------ RECORDED INFORMATION

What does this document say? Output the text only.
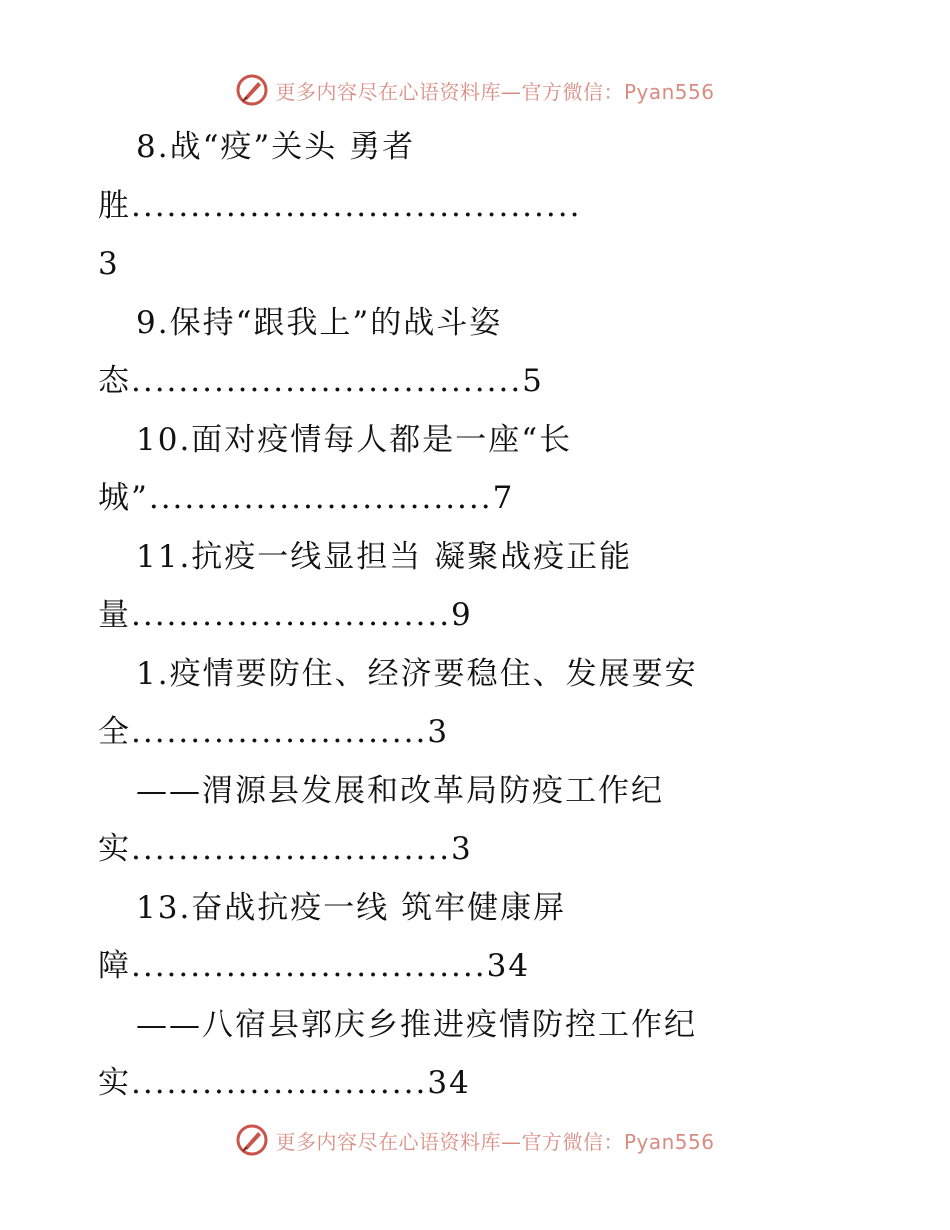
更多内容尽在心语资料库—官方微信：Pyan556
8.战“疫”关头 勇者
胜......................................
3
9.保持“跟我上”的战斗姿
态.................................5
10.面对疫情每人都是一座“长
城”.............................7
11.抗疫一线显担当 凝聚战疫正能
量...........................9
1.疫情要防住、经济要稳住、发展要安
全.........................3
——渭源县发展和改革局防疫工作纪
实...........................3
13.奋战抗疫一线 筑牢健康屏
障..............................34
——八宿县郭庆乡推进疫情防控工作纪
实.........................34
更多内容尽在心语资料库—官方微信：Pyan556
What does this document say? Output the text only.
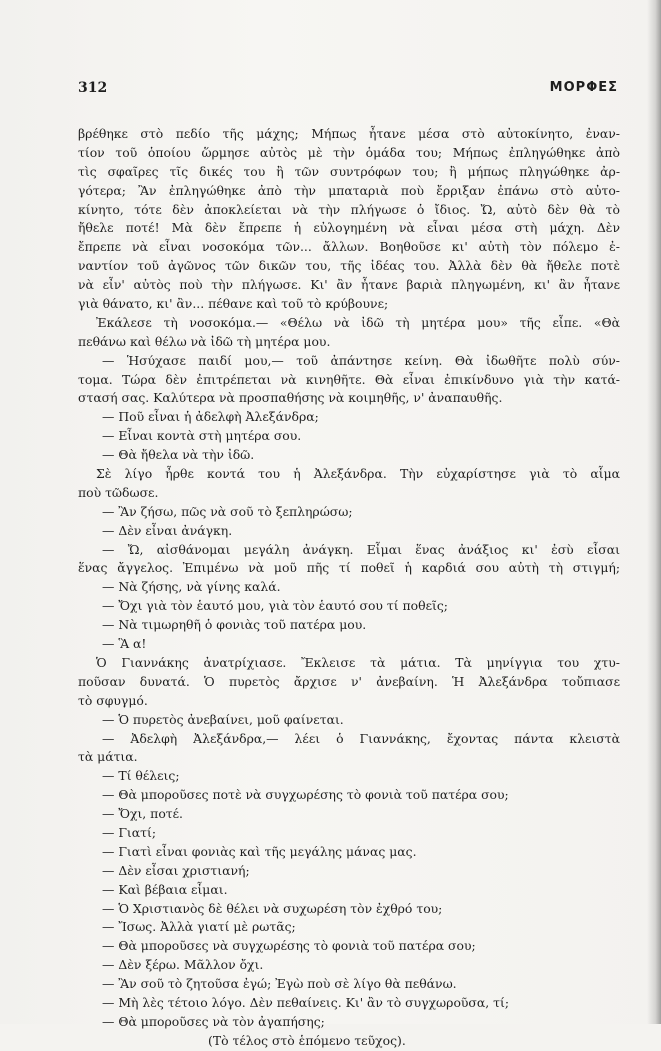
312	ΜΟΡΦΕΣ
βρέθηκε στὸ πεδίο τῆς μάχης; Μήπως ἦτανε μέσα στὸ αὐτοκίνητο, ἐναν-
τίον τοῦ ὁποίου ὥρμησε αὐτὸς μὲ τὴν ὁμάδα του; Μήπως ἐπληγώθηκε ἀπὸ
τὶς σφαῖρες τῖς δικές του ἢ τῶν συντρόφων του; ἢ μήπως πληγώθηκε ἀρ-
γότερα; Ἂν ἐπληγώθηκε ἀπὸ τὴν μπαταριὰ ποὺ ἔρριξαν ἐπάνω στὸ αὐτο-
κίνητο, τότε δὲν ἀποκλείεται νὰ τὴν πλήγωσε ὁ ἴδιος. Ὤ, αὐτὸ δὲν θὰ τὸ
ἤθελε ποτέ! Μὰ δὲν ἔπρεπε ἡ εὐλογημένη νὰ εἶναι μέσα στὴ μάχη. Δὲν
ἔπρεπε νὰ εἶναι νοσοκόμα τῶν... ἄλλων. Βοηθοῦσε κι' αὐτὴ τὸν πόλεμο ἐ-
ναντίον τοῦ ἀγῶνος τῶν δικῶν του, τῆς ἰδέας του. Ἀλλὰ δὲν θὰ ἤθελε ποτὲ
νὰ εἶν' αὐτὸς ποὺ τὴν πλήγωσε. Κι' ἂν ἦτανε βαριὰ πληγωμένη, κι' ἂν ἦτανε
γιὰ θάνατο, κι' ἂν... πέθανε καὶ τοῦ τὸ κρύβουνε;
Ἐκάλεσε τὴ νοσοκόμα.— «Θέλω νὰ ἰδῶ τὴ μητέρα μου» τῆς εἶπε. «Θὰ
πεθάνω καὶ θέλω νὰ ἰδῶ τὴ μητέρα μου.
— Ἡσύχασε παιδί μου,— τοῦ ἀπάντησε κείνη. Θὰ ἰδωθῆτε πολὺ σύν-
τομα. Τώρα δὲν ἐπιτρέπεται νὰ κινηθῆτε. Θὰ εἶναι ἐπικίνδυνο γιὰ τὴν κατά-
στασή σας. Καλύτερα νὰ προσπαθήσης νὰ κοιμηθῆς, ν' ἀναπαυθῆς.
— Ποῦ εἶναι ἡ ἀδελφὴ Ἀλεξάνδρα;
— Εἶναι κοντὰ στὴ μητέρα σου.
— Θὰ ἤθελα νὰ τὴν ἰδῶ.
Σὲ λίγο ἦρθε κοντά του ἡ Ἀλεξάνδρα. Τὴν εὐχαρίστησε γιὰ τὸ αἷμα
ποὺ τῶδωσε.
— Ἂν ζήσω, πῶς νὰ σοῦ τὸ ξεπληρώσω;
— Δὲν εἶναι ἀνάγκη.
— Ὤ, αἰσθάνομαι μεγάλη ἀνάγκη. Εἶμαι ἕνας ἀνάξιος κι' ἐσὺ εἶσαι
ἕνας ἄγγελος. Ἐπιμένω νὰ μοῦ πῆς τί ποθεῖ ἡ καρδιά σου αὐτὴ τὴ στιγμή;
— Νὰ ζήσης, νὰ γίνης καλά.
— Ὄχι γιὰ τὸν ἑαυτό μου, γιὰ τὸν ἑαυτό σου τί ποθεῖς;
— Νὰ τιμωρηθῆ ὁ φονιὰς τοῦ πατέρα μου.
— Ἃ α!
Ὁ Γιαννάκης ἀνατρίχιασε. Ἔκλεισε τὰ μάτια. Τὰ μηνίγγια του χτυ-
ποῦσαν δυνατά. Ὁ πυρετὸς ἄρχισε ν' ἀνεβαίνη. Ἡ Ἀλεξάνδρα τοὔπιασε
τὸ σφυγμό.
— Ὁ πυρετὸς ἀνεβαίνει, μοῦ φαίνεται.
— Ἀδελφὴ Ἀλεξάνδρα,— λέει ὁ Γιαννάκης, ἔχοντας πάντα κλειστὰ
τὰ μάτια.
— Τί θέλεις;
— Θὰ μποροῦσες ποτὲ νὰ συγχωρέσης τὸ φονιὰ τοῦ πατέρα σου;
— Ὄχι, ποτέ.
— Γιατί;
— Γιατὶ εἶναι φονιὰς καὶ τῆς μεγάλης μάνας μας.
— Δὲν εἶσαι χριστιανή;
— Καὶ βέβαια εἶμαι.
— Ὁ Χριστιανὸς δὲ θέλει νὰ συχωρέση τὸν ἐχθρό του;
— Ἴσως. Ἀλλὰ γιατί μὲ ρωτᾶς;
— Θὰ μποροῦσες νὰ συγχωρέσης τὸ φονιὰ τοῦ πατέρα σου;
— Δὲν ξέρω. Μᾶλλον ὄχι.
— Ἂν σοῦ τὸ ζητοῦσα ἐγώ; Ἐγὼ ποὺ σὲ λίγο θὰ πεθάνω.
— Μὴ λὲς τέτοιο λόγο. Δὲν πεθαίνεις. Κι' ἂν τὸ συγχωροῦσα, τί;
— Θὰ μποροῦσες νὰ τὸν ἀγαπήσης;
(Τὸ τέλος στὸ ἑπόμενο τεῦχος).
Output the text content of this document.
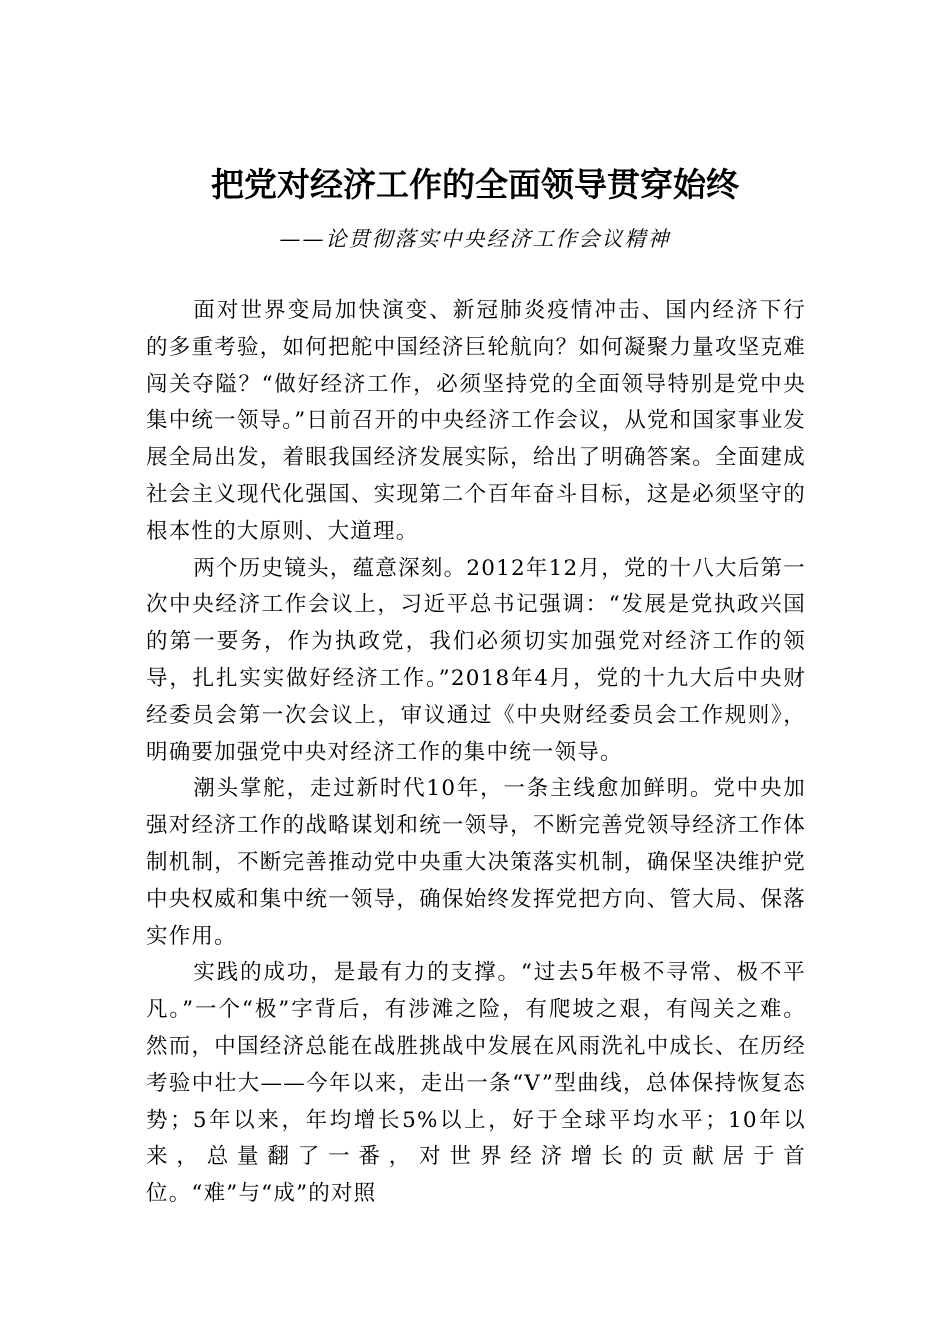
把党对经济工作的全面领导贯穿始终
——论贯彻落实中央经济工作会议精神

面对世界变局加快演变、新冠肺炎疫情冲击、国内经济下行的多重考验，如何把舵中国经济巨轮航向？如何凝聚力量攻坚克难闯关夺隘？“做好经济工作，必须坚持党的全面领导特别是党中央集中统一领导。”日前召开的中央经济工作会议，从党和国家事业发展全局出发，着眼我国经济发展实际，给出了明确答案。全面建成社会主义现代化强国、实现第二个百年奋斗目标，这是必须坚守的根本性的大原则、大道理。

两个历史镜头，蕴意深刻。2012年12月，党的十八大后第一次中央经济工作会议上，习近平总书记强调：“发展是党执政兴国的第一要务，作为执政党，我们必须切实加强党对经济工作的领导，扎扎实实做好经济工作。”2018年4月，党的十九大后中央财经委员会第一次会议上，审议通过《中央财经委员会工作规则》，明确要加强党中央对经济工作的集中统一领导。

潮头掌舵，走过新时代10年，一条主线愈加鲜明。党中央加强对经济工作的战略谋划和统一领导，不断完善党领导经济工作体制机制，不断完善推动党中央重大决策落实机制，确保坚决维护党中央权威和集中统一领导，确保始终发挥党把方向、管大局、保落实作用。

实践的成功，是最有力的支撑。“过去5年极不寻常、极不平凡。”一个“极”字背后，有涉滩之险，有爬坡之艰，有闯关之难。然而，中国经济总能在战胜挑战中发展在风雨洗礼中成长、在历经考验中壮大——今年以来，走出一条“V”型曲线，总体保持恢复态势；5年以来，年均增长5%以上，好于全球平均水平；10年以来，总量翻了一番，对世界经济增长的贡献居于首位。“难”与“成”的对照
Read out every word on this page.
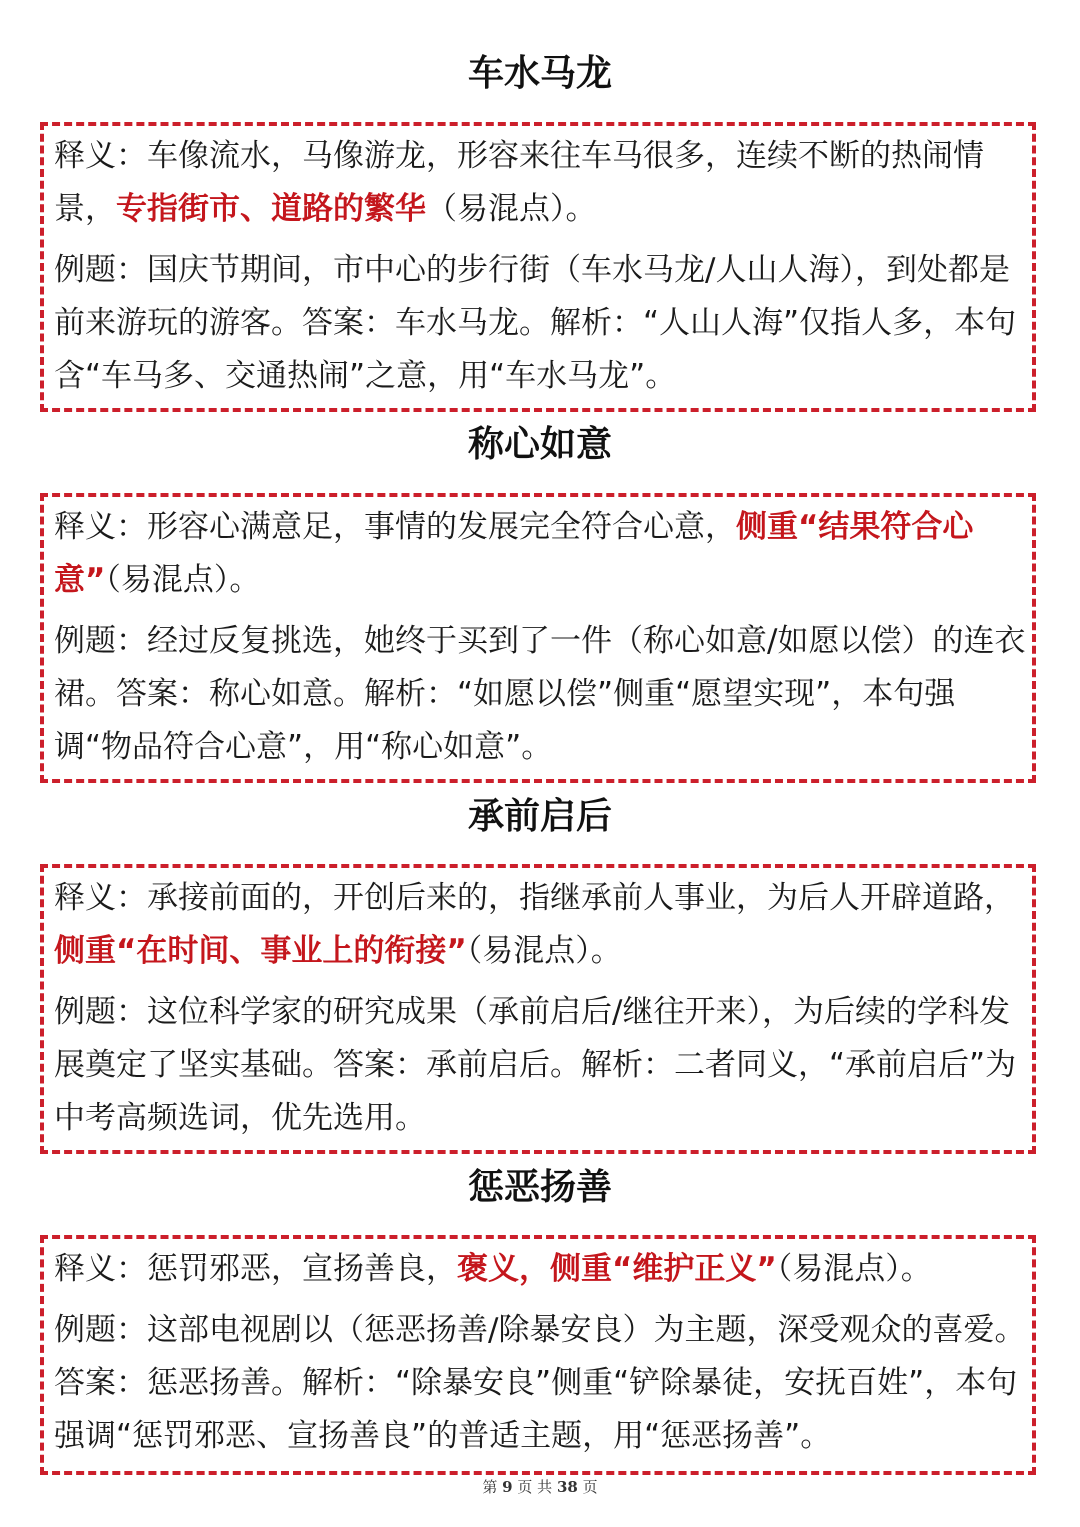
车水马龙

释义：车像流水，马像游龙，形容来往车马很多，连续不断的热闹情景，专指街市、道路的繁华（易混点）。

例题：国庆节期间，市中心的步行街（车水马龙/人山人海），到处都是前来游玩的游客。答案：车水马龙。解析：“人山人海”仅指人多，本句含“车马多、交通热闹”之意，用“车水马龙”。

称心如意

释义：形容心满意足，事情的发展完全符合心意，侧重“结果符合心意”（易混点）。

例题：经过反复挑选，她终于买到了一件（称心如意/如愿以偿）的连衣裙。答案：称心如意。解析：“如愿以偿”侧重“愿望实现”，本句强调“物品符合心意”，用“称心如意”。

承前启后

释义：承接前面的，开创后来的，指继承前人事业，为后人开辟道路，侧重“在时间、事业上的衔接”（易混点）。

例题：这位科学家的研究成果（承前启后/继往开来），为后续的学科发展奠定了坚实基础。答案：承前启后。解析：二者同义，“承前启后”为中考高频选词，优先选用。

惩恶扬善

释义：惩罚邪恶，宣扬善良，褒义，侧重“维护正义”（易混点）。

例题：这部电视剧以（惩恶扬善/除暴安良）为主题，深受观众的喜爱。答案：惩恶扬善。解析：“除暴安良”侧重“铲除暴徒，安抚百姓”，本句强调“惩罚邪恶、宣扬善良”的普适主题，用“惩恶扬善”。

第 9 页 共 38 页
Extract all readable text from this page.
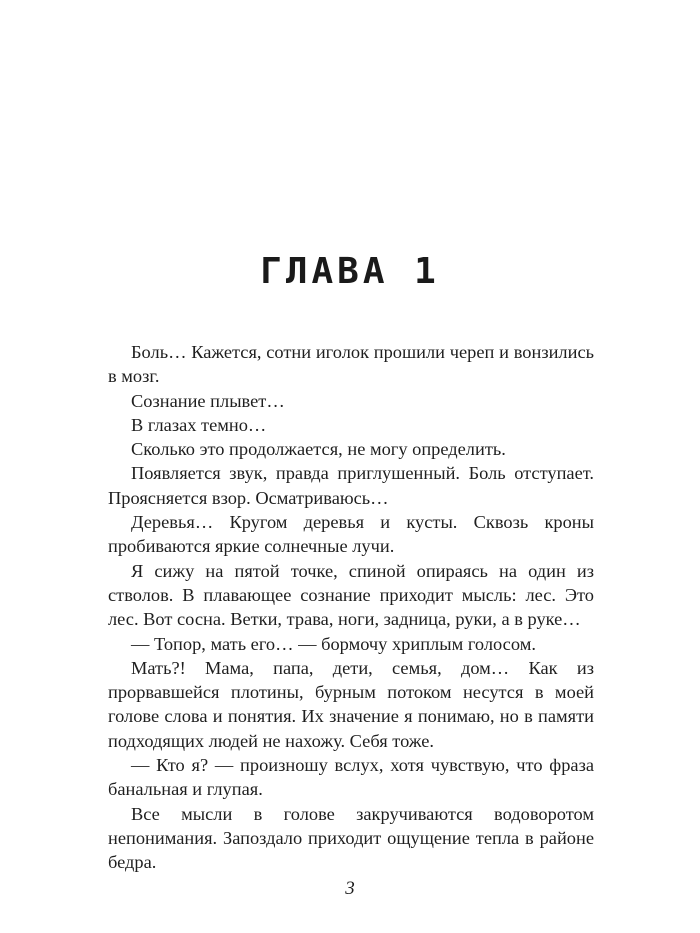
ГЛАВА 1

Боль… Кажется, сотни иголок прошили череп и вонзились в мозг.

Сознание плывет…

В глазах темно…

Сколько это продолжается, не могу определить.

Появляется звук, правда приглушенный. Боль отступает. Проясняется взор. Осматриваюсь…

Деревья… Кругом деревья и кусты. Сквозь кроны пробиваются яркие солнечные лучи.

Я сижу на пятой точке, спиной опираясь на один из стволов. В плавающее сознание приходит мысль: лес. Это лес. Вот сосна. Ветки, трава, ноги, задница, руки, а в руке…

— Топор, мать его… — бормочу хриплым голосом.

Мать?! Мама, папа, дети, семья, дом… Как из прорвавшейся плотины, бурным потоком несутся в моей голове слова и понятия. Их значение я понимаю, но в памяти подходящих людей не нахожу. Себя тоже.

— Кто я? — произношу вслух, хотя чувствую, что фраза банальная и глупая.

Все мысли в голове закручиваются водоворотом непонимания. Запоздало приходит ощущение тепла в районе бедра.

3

------------

- WHAT IS EXPECTED
List all lines above in which the string "page" appears.

- WRITTEN RESPONSE
Read out every word on this page.
Extract all readable text from this page.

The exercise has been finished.